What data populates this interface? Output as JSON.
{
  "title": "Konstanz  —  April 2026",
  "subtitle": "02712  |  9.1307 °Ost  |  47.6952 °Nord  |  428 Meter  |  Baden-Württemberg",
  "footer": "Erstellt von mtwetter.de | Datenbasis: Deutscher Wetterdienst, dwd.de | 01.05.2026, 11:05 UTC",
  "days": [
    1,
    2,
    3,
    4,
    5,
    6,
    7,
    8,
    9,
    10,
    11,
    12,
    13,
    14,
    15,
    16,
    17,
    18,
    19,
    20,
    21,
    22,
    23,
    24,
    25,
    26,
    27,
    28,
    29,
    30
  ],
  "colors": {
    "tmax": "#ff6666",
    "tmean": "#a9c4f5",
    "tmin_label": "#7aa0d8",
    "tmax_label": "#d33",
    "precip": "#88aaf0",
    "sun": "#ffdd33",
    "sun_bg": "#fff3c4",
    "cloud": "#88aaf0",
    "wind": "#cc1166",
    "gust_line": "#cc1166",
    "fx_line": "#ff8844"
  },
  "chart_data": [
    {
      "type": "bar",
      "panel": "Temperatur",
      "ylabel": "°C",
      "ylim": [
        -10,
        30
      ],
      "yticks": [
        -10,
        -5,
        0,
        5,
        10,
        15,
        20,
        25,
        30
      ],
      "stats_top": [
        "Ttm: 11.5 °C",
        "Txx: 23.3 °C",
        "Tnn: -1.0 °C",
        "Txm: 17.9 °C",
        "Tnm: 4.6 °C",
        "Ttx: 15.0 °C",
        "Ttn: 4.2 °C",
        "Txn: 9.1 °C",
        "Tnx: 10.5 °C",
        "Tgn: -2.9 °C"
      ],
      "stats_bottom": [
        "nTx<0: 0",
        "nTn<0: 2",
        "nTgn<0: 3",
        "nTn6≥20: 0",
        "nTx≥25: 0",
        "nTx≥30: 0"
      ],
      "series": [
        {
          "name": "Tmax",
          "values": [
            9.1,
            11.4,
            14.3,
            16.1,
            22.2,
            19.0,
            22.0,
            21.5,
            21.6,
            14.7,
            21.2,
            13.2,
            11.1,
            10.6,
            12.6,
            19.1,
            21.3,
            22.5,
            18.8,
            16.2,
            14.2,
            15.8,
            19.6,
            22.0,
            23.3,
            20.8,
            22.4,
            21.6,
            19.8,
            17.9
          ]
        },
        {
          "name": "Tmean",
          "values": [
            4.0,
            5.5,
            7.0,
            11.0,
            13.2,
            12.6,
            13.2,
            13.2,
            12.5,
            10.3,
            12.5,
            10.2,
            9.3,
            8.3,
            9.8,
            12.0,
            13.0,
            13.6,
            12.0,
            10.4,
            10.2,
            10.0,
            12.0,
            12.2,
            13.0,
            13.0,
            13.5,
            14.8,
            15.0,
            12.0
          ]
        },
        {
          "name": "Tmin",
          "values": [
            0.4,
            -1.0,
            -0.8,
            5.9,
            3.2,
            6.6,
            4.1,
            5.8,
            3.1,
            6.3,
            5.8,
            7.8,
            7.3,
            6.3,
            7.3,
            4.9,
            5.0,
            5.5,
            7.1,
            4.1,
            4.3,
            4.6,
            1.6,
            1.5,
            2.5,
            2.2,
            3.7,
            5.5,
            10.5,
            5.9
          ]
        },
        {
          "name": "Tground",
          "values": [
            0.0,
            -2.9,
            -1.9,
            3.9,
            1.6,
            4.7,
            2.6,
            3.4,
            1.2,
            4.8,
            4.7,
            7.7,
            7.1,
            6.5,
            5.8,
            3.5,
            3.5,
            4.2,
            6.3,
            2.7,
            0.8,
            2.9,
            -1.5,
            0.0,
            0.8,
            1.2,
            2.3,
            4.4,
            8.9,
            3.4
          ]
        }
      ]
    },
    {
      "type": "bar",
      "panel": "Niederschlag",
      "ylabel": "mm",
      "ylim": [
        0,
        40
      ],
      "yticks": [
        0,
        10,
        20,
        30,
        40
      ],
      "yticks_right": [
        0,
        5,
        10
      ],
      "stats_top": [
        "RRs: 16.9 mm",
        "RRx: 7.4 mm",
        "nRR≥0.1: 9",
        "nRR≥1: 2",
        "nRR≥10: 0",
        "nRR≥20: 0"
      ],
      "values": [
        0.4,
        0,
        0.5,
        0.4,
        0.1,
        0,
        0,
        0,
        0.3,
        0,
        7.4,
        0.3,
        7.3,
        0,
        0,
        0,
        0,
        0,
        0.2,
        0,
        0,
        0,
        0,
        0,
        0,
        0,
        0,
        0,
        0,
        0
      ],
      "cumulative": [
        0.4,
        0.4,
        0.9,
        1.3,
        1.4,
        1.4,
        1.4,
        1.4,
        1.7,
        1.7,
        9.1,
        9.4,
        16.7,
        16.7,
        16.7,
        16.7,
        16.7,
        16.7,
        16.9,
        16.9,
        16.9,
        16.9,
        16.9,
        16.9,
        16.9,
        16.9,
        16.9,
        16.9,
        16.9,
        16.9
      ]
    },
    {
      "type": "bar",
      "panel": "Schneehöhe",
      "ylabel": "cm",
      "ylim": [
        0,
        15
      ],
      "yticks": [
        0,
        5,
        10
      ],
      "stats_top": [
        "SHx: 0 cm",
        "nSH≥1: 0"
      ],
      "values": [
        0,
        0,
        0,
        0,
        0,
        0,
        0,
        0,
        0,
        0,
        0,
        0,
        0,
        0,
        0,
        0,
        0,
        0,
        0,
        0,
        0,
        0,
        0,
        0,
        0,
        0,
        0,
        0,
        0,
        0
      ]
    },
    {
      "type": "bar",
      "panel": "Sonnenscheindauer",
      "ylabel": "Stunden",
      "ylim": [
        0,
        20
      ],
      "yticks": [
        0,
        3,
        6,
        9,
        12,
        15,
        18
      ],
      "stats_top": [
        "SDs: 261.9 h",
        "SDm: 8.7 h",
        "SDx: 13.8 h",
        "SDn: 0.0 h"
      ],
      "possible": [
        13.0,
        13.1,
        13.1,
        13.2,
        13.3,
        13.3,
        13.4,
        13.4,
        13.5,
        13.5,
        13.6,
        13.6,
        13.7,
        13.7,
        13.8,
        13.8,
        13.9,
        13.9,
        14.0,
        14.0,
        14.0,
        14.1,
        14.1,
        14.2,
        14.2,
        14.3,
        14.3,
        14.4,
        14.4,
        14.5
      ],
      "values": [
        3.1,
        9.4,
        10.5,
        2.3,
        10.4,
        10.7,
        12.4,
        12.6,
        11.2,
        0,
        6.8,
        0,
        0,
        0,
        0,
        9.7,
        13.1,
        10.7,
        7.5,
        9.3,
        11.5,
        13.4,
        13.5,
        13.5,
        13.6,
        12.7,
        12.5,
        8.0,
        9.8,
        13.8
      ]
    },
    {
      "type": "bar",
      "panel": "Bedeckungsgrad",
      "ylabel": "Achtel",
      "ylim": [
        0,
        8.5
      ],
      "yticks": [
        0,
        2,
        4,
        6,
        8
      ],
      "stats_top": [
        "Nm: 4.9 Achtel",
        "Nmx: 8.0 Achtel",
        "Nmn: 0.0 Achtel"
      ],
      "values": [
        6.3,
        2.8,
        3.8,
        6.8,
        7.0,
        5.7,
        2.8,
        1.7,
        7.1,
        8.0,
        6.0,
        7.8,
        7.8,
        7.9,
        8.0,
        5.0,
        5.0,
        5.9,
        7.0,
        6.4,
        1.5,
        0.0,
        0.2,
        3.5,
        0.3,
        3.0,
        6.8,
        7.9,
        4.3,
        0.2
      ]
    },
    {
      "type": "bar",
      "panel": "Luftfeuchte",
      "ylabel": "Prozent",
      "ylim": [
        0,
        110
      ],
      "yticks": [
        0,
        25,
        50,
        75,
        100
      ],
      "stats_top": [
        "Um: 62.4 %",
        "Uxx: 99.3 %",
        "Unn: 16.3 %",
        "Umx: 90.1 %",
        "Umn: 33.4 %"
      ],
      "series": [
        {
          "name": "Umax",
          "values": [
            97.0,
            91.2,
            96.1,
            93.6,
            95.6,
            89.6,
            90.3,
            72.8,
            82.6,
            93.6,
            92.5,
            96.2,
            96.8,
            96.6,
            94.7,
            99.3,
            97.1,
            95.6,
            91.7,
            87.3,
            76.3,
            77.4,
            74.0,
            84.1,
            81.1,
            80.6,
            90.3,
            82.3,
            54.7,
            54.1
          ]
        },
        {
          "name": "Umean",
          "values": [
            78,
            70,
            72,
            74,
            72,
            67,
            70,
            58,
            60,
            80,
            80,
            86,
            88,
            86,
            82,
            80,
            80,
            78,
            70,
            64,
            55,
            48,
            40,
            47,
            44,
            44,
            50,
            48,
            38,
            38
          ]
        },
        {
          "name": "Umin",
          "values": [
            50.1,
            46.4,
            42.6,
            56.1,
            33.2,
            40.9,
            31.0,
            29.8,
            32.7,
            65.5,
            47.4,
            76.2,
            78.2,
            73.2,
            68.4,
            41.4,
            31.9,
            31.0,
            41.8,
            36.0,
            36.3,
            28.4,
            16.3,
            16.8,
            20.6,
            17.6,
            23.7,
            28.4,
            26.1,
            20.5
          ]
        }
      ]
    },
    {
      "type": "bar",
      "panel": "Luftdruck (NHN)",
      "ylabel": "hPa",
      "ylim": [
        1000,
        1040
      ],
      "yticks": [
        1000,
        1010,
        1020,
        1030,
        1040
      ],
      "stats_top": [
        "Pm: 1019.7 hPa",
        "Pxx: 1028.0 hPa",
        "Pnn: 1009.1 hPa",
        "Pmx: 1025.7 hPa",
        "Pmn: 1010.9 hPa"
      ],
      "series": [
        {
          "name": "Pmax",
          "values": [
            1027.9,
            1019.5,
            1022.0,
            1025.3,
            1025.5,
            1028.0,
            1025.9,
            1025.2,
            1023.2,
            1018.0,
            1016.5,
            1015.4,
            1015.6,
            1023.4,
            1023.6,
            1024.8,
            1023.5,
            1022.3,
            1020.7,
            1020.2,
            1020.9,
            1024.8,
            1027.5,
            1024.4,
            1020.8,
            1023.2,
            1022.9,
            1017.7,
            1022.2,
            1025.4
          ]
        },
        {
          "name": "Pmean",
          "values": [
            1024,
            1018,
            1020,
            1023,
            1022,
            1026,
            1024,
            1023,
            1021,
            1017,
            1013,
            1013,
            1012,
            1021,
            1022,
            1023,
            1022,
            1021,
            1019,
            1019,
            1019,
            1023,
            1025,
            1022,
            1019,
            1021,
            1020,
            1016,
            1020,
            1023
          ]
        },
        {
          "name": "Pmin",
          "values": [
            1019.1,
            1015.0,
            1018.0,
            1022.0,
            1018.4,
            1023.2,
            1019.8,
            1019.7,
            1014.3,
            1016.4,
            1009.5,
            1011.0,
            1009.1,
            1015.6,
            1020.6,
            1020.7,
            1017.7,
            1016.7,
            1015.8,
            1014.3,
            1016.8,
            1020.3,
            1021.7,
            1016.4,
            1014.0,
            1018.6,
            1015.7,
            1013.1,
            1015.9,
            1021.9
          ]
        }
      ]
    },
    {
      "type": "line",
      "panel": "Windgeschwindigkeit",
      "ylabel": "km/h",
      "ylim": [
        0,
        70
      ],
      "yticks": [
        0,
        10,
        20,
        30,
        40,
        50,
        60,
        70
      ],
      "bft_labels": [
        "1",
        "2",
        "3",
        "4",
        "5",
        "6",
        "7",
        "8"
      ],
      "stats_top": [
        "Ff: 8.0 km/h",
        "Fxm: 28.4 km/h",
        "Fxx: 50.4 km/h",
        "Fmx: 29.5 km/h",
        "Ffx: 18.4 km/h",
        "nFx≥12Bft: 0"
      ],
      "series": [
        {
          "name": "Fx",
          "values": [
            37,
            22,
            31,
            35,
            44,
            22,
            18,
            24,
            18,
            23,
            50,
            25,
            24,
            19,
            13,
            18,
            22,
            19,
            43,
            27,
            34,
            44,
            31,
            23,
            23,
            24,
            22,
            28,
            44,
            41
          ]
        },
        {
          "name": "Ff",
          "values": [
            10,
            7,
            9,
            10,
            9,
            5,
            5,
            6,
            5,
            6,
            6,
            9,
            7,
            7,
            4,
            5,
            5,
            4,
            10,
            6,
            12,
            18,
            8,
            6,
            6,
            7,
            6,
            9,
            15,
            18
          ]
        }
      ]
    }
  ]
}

══════════

* What this task involves
Show each line of the data that contains the string "ylabel".

* Result of the task
      "ylabel": "°C",
      "ylabel": "mm",
      "ylabel": "cm",
      "ylabel": "Stunden",
      "ylabel": "Achtel",
      "ylabel": "Prozent",
      "ylabel": "hPa",
      "ylabel": "km/h",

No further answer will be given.